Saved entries
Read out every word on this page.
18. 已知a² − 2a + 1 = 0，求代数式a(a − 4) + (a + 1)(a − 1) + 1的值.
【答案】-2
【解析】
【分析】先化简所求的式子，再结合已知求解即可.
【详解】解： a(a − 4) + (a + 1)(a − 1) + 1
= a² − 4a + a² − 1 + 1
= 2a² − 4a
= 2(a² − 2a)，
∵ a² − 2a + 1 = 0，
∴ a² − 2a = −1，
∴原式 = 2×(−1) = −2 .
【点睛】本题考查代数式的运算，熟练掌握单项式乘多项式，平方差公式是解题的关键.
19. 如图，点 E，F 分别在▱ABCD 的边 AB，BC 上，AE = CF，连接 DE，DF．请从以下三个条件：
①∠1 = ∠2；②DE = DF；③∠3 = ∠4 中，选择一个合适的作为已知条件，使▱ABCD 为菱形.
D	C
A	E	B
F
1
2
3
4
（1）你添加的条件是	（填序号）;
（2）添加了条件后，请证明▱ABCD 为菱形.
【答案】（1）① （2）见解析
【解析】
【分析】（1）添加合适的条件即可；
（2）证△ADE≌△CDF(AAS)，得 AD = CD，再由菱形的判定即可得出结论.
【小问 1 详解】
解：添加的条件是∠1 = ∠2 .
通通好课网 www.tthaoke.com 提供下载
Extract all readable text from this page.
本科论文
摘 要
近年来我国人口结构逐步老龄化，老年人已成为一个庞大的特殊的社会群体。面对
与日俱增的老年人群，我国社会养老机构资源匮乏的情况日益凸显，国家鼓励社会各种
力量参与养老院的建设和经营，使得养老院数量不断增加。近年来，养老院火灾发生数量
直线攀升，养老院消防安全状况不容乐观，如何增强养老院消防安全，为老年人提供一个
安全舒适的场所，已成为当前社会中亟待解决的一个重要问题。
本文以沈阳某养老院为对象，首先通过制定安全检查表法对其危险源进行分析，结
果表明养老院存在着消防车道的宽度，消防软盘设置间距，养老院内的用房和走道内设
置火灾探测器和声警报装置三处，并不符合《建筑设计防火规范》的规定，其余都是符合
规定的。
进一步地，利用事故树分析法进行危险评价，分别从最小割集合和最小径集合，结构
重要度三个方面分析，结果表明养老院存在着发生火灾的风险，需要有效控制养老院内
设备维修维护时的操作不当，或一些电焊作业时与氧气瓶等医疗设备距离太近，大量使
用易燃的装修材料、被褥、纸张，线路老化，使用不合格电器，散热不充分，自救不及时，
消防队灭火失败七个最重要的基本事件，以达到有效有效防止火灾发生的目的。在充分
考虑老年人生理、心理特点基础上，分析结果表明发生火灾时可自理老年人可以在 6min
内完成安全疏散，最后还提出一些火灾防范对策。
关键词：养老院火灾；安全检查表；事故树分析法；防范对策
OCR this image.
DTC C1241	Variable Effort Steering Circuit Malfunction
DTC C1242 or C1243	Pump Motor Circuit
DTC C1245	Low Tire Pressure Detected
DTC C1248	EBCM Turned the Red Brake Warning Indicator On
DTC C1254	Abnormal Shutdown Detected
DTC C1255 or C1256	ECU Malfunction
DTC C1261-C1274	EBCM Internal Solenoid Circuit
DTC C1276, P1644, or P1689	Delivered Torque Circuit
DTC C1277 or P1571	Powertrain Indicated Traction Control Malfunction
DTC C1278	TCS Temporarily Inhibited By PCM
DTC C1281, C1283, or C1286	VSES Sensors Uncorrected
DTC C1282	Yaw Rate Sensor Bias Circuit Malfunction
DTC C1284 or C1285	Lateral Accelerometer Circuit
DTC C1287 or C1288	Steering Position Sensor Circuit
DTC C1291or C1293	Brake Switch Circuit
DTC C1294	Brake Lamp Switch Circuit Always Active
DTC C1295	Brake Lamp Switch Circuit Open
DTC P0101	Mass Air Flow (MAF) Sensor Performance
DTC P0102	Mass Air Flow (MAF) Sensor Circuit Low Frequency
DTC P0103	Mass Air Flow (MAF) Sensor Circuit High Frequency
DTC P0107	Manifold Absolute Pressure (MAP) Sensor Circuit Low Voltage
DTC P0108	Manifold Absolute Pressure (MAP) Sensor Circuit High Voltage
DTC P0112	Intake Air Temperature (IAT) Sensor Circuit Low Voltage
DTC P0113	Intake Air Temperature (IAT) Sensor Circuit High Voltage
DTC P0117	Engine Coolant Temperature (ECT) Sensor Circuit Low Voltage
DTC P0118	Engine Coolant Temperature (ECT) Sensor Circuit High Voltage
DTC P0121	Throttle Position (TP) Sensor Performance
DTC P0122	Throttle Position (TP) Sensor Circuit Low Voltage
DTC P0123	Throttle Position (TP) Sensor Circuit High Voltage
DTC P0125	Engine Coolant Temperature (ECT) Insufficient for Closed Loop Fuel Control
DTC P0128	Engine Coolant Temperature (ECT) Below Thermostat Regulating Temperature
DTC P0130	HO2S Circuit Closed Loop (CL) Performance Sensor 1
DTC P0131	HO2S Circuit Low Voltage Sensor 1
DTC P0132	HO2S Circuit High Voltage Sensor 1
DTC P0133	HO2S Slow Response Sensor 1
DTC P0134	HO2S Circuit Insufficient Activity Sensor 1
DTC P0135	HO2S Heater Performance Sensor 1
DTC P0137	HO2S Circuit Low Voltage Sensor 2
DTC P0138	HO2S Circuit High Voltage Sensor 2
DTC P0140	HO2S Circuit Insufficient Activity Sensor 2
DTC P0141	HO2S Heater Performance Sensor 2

* Problem to solve *
What is the number of lines in this material that hold the string "Insufficient"? Answer with that number only.

* Response to the task *
3